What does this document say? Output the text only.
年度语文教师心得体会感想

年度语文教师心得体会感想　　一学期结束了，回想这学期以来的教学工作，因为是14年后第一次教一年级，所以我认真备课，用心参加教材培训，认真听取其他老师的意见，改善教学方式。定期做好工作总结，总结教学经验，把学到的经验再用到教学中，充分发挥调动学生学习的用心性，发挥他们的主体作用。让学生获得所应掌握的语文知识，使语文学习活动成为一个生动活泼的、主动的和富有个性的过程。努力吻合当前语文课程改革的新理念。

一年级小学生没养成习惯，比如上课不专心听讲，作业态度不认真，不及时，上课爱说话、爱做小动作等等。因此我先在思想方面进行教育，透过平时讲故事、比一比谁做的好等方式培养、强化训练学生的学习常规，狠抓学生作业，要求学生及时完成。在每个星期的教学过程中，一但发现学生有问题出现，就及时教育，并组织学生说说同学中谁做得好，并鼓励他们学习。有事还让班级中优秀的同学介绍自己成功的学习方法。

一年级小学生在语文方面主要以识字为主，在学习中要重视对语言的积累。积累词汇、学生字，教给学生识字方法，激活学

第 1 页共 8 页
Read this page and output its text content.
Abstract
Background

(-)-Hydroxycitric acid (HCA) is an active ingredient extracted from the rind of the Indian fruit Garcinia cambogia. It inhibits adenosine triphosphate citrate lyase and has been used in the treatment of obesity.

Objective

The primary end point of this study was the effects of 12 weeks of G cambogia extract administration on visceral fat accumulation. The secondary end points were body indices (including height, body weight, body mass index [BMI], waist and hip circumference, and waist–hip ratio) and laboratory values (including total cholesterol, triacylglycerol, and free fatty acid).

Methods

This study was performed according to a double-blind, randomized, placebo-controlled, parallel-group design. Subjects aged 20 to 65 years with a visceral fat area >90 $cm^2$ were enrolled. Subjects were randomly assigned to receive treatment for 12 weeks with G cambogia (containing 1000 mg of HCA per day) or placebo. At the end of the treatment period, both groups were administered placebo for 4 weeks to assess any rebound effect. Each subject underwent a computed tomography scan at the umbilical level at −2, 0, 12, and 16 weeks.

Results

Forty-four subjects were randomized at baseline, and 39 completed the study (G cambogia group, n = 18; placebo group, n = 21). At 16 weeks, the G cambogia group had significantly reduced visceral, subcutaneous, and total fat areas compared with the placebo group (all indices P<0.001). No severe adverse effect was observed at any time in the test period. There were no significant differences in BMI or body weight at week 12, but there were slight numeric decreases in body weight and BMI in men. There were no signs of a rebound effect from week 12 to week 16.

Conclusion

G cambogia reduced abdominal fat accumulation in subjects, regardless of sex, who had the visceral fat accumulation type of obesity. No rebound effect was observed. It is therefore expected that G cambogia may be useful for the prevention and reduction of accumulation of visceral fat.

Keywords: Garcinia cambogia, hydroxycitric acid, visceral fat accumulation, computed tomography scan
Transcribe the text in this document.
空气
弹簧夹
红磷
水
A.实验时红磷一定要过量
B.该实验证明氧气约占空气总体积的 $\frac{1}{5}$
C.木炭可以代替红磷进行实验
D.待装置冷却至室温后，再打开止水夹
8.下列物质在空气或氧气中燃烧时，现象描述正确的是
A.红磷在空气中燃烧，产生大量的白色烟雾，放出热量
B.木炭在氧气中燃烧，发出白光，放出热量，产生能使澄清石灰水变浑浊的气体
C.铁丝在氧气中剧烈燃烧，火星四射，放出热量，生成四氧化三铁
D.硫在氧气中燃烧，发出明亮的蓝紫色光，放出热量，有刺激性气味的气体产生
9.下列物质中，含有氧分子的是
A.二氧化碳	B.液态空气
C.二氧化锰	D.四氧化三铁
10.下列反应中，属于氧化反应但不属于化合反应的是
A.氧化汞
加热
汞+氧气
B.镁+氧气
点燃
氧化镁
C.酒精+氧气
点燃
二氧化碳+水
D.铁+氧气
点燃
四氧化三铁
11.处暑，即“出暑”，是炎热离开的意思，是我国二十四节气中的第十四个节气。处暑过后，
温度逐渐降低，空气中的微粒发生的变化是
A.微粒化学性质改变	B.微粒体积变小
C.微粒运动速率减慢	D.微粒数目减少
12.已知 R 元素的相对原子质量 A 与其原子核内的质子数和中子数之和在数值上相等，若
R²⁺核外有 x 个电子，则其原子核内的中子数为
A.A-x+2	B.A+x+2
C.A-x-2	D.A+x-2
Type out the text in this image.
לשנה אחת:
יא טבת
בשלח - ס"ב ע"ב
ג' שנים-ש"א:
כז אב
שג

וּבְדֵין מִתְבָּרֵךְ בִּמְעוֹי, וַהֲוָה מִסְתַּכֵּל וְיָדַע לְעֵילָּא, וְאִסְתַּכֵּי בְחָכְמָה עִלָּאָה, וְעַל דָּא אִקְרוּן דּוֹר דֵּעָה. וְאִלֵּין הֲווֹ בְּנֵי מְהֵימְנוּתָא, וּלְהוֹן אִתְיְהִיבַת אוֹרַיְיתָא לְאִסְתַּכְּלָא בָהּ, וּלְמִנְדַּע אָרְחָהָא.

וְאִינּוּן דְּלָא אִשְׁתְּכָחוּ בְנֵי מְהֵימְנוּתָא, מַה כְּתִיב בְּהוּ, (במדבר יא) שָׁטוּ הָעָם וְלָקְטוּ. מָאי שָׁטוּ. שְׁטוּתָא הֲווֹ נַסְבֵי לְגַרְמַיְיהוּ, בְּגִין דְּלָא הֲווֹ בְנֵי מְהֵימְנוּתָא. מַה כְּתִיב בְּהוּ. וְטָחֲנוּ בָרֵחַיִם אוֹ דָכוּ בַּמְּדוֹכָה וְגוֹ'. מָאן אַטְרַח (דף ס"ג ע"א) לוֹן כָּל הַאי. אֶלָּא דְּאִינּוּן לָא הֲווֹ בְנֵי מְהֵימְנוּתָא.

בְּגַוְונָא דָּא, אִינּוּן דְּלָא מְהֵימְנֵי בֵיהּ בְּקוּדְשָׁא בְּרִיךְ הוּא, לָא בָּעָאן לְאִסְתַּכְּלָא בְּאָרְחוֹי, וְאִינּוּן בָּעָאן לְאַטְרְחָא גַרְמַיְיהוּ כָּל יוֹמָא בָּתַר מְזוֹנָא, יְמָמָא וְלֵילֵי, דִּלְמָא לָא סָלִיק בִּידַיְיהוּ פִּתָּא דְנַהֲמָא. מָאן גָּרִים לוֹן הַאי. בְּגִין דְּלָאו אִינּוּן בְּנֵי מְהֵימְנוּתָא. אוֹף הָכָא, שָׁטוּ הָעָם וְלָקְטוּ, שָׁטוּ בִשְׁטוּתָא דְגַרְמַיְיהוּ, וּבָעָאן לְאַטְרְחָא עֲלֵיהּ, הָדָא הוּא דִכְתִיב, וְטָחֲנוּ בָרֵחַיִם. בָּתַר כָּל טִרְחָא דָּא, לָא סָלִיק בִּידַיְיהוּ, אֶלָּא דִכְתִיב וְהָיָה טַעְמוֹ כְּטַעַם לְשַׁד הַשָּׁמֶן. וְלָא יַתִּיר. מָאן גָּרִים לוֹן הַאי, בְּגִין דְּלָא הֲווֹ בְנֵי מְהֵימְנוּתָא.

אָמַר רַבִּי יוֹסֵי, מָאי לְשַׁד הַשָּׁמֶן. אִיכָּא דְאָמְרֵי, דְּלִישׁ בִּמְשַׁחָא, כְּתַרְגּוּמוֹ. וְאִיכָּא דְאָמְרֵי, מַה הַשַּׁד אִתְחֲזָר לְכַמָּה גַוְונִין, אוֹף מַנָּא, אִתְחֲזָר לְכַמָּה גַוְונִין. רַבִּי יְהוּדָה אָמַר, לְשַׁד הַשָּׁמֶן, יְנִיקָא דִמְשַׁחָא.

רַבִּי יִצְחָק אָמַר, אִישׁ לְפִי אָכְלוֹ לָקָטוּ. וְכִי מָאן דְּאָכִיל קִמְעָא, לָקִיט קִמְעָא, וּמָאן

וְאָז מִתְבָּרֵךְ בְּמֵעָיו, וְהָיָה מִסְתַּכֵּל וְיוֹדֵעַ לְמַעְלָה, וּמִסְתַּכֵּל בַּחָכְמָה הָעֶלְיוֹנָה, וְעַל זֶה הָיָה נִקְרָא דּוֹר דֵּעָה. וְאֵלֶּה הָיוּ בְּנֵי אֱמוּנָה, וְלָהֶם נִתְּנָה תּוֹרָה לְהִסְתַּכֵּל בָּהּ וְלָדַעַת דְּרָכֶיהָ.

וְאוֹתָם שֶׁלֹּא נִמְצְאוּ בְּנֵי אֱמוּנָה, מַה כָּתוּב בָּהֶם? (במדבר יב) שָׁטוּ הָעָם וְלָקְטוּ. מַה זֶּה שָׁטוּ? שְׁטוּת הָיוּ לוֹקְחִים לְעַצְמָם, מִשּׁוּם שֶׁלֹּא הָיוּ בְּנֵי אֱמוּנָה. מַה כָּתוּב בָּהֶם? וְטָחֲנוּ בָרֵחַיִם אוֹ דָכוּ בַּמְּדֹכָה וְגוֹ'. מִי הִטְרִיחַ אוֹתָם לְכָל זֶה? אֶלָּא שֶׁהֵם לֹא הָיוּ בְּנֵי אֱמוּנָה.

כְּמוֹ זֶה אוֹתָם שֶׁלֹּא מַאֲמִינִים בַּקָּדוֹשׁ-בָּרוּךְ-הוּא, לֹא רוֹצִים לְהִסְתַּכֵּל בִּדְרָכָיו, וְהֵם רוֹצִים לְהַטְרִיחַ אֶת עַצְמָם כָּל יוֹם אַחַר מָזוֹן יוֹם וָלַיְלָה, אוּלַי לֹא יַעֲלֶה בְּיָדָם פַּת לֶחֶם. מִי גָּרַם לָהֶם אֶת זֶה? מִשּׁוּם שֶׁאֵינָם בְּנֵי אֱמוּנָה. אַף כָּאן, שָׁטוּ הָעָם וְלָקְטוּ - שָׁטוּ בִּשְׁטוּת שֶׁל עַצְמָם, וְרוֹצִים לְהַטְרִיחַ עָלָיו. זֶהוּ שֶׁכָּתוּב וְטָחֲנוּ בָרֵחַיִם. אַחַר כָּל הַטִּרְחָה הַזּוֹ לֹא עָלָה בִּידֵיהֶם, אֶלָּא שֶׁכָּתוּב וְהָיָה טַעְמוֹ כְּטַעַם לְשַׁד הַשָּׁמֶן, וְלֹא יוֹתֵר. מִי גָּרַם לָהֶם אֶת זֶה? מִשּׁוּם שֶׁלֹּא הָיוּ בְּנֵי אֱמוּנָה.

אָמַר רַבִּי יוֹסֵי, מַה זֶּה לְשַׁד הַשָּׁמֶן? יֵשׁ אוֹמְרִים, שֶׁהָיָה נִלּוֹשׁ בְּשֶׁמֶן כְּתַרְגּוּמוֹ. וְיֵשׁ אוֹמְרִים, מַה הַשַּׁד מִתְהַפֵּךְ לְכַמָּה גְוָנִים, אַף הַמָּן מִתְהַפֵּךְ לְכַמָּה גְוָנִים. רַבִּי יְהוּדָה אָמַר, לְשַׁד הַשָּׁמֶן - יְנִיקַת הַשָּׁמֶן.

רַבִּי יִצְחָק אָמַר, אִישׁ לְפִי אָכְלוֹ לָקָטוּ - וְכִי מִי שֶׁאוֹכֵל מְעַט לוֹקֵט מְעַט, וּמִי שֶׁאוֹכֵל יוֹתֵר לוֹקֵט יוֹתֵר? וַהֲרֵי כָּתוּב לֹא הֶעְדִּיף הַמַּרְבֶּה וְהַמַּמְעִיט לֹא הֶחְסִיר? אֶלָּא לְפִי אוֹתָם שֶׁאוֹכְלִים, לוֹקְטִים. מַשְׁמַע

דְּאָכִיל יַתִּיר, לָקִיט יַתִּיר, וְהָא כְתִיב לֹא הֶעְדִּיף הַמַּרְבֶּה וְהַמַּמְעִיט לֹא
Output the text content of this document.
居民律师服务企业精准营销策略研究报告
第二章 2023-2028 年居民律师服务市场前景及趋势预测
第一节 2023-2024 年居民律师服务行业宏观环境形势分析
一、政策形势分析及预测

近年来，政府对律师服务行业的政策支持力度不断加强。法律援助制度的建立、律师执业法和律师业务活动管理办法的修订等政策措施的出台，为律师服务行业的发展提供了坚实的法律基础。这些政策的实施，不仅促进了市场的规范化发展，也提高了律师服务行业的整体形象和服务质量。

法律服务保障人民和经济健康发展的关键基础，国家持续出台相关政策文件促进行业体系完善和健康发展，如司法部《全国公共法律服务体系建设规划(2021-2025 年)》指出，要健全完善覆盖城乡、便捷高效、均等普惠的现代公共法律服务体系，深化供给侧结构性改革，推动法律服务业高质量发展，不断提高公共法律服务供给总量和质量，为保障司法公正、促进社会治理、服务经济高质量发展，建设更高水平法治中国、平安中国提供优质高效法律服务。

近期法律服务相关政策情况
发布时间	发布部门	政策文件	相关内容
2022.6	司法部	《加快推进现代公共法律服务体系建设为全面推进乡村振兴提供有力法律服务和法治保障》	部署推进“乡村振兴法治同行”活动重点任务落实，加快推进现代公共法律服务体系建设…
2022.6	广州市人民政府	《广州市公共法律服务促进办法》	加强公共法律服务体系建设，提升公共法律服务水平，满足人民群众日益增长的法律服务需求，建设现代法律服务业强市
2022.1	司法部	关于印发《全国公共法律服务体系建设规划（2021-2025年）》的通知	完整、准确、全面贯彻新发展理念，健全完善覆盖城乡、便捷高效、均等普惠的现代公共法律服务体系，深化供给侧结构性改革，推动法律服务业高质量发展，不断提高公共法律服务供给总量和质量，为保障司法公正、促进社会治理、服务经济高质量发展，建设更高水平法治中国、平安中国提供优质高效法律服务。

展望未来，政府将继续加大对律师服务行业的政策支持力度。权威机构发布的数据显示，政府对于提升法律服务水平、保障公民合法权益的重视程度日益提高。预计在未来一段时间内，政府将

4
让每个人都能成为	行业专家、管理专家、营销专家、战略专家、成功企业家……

## WRITTEN EXERCISE
Filter the entries down to the lines containing "content". Copy each of those lines.

## SOLUTION FOR THIS TASK
Read this page and output its text content.
Output the text content of this document.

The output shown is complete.